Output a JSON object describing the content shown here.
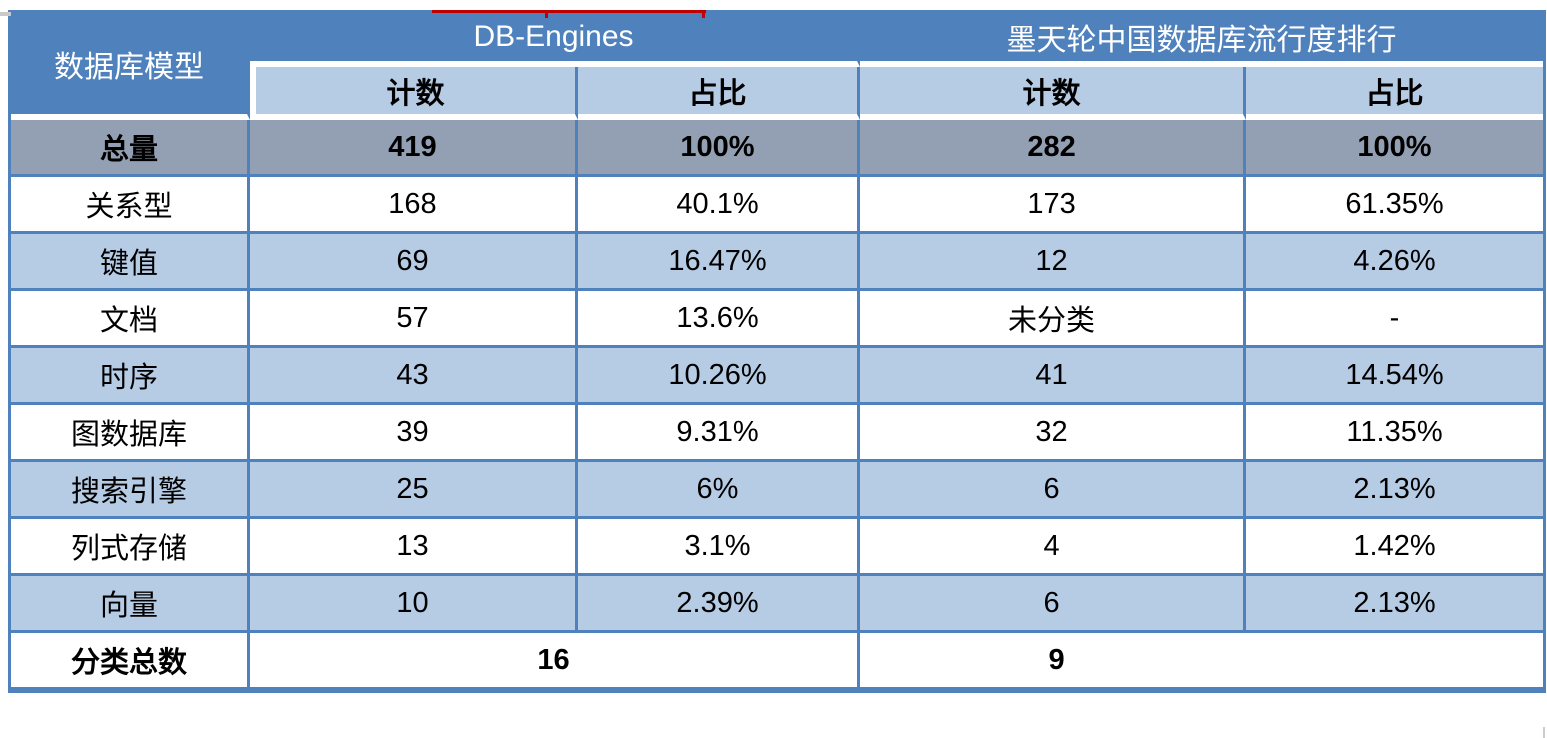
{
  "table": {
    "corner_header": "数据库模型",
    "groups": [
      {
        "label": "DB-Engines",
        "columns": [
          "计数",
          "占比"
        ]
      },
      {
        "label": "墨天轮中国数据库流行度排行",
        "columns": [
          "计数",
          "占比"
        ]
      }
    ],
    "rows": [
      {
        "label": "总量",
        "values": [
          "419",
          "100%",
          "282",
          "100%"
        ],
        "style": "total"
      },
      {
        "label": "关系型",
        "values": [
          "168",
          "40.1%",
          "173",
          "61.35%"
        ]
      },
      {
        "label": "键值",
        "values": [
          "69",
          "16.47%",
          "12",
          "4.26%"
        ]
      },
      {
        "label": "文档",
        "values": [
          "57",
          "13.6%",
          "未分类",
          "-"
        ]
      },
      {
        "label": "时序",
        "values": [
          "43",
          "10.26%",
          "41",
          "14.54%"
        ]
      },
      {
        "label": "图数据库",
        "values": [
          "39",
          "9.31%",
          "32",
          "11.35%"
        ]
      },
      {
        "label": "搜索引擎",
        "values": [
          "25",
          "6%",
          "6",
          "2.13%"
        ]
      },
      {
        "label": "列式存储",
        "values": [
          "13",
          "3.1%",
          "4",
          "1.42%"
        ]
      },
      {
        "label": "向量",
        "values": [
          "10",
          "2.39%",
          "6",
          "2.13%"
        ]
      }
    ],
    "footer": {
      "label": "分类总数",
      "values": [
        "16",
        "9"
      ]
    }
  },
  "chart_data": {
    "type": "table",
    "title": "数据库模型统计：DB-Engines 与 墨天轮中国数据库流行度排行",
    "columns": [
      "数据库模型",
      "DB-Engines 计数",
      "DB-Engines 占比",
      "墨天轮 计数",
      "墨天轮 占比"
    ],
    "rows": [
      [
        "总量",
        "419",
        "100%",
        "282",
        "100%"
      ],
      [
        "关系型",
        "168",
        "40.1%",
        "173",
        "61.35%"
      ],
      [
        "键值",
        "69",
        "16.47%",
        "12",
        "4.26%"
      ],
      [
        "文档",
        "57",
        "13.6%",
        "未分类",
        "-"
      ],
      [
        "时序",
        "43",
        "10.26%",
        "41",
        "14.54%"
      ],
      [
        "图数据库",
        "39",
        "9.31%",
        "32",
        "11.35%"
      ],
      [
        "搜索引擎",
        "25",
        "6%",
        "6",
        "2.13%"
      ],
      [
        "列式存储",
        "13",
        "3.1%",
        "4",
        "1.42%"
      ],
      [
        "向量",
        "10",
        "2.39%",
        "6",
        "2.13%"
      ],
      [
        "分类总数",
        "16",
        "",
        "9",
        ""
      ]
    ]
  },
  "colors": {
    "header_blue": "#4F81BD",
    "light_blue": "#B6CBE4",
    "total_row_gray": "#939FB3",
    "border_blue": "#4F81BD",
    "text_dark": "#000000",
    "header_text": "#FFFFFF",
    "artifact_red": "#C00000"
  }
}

------------------------------------------------------------

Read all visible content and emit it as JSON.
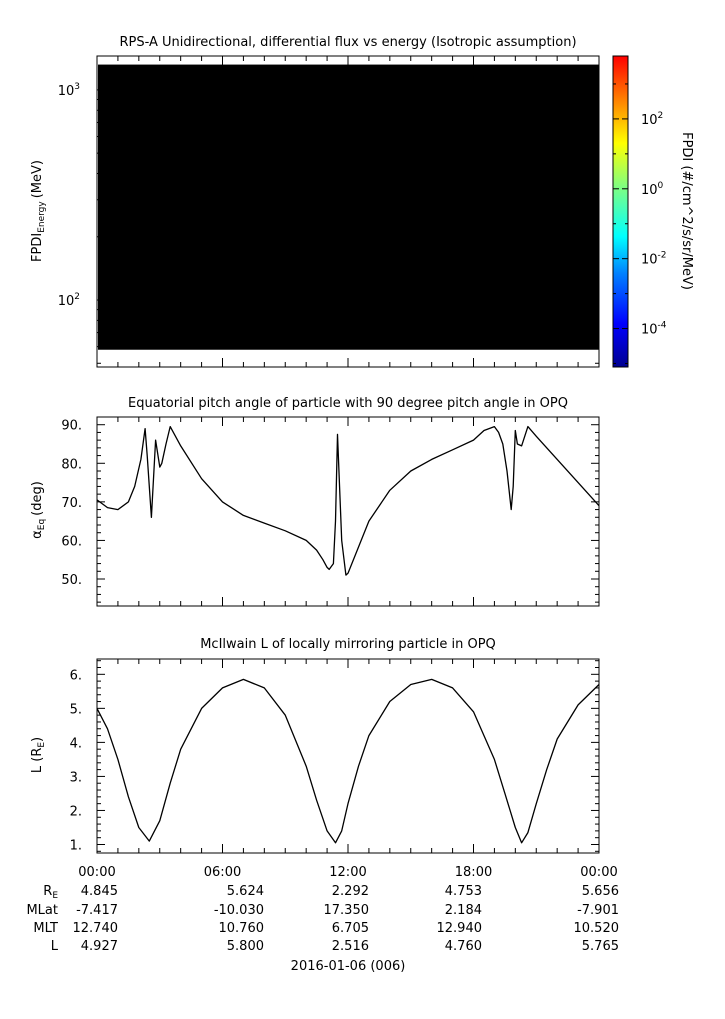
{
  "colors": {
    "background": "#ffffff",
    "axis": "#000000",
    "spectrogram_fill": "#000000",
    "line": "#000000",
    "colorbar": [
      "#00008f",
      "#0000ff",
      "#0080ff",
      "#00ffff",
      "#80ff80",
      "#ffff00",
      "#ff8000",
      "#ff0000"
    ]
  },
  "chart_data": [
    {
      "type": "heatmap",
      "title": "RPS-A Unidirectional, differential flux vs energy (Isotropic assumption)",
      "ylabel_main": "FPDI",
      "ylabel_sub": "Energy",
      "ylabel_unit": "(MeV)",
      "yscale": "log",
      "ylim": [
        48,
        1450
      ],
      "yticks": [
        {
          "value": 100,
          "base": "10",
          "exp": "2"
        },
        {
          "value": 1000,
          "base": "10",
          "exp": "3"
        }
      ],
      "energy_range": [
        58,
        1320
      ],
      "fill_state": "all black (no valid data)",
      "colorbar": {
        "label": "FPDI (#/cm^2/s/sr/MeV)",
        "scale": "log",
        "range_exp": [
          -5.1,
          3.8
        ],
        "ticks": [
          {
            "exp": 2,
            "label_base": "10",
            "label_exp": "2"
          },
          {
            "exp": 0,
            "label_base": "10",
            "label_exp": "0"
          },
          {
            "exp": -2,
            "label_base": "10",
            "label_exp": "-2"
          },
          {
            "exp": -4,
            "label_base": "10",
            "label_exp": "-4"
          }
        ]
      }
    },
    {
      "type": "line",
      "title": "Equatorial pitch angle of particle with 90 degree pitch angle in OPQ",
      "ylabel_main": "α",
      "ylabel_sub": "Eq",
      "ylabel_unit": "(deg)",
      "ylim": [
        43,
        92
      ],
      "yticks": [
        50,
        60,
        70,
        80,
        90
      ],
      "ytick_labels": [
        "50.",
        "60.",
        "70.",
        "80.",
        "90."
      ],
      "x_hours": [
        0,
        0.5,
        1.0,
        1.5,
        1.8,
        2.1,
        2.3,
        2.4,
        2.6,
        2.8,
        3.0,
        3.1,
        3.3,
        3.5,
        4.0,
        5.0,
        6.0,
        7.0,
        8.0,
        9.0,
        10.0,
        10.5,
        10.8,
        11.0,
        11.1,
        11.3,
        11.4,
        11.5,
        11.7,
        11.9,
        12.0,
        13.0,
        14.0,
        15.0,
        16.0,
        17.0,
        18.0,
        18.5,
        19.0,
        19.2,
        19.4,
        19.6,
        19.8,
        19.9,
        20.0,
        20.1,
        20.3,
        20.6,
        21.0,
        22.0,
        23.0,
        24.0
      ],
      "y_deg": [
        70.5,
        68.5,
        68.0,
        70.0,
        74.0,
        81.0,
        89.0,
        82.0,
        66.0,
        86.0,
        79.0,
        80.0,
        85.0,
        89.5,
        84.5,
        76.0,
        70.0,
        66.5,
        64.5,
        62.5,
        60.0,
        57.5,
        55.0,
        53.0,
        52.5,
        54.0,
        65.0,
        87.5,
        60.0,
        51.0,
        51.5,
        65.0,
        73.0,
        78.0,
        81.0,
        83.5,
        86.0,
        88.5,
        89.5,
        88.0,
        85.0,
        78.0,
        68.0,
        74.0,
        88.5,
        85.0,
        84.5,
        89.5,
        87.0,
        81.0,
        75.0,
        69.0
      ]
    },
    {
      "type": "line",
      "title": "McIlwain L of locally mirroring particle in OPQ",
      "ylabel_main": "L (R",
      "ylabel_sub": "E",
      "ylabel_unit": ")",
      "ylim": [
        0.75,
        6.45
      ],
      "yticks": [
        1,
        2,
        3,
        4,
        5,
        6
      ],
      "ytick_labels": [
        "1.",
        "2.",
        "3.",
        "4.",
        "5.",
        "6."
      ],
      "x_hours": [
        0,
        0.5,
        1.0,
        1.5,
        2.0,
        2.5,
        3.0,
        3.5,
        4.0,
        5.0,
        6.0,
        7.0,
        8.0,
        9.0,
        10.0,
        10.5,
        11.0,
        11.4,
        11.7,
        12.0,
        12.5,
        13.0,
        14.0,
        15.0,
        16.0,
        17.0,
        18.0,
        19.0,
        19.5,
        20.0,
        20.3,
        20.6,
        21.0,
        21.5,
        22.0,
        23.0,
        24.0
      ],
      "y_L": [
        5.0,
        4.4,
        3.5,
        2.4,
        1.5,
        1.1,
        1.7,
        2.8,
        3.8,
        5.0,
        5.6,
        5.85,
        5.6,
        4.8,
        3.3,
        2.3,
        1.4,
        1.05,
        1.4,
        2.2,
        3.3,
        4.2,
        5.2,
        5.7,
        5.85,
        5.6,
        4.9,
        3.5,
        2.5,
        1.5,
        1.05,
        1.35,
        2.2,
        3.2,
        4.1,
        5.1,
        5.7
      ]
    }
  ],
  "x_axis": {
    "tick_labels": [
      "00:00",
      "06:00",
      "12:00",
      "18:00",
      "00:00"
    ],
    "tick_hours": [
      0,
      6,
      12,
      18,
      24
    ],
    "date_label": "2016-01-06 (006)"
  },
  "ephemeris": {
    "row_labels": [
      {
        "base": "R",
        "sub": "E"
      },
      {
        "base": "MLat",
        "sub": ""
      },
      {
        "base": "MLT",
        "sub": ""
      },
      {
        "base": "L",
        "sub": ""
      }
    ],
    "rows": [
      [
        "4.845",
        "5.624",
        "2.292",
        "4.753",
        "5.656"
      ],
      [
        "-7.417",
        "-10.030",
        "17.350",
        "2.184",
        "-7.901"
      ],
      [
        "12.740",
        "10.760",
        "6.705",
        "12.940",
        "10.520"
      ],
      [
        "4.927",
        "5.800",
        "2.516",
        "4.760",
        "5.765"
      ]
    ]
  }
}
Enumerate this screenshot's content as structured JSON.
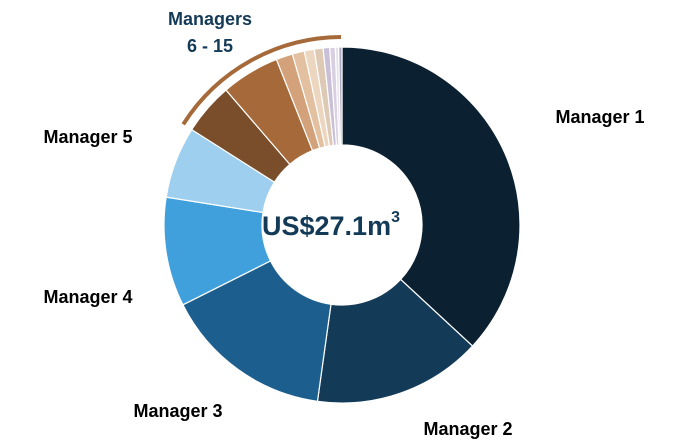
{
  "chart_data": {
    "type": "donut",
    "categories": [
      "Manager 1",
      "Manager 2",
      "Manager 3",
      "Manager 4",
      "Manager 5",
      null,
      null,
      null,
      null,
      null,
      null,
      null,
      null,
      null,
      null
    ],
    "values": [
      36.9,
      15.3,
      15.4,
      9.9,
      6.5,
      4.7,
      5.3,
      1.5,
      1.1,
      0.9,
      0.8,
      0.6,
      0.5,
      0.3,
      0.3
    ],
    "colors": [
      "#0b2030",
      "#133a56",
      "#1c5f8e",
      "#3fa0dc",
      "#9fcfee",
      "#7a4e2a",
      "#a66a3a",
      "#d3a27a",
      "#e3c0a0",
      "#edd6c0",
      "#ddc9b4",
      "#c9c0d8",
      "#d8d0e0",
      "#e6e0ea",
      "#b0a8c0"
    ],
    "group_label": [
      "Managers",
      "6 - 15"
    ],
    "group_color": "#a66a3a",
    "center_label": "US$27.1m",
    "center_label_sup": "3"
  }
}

------------------------------------------------------------

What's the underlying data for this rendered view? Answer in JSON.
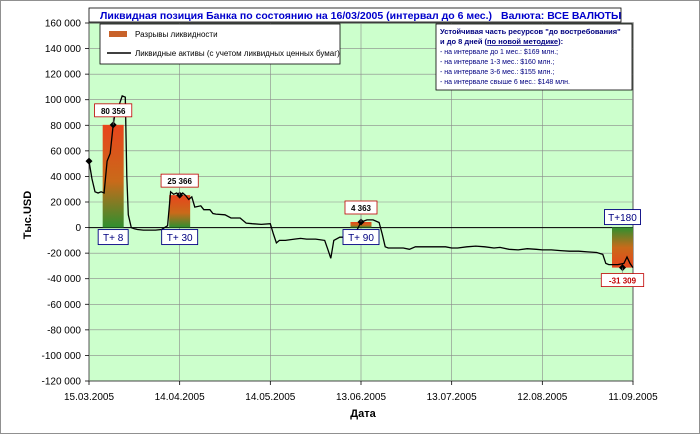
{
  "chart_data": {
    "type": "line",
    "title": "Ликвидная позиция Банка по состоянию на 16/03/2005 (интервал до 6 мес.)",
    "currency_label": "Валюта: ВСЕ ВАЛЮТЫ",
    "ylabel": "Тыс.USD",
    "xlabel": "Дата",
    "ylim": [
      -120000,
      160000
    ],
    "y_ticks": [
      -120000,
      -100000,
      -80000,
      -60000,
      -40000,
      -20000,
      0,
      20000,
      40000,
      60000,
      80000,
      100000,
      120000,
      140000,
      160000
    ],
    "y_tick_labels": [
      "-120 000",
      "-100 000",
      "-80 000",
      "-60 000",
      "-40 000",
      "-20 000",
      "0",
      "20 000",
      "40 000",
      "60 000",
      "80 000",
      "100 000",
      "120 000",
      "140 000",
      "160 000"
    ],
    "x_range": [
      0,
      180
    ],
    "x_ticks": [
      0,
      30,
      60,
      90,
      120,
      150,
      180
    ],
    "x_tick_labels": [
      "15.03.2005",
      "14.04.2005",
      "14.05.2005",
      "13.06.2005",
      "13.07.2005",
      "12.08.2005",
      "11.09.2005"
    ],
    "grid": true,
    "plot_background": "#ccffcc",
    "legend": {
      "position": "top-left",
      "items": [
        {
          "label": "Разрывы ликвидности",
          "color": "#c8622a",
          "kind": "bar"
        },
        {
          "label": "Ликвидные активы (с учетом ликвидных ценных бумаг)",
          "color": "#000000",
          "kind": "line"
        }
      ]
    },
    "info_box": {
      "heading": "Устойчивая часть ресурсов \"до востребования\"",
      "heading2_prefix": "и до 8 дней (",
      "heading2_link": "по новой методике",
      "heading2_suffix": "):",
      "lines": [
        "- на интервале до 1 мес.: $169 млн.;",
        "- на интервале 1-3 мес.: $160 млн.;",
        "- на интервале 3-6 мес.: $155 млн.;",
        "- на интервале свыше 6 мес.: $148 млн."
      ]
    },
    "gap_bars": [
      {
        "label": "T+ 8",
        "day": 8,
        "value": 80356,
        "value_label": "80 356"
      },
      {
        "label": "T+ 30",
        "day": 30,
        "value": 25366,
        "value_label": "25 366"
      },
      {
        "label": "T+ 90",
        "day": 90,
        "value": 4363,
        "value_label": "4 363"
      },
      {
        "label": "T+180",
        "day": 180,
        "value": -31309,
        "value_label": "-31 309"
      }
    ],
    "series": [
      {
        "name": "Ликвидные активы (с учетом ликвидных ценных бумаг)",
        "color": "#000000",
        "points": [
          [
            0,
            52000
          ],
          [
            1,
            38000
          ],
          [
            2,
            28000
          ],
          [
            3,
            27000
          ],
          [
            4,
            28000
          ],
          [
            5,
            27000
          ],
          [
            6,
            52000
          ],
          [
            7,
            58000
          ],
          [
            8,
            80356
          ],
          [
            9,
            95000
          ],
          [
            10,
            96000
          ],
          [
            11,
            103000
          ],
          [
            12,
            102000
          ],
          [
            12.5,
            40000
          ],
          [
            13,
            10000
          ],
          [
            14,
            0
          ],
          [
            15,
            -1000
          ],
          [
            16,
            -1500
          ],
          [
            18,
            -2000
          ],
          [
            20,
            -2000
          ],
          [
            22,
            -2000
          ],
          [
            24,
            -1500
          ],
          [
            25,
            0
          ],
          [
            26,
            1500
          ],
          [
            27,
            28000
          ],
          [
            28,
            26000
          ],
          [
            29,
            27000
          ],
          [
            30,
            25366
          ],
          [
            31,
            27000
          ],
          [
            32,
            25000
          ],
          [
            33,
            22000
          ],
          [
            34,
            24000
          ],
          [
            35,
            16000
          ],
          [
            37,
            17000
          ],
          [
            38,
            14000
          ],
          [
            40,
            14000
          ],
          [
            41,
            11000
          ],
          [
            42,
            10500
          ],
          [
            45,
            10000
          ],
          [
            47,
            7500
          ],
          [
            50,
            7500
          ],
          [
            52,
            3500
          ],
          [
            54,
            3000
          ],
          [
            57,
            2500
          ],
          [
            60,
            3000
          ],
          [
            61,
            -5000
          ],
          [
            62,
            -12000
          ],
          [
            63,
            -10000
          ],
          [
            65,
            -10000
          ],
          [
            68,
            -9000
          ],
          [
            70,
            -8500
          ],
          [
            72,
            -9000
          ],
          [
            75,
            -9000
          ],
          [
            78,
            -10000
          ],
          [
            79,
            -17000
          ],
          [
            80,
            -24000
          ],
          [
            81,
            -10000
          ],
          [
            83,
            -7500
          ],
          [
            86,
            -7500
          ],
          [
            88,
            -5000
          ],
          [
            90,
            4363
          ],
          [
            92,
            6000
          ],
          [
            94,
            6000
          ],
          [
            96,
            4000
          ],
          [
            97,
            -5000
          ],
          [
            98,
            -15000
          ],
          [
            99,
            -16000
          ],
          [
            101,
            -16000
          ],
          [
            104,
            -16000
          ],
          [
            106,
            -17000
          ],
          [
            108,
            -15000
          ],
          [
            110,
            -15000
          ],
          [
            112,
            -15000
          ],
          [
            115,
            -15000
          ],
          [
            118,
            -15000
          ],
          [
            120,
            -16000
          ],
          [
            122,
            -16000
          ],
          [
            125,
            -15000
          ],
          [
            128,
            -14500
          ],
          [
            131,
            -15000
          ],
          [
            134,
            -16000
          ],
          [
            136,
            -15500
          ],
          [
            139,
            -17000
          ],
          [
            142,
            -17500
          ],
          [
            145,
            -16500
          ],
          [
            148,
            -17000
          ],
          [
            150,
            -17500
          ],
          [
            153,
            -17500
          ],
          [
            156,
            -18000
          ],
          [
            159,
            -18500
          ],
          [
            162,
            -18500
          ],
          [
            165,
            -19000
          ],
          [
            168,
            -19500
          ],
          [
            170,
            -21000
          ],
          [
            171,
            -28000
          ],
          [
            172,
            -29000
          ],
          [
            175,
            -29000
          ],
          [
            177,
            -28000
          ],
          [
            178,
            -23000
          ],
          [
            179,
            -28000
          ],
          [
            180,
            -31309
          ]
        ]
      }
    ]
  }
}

------------------------------------------------------------

Return every line holding the word "content" from the records.

Output a JSON object describing the content shown here.
Read all visible content and emit it as JSON.
Enumerate this screenshot's content as structured JSON.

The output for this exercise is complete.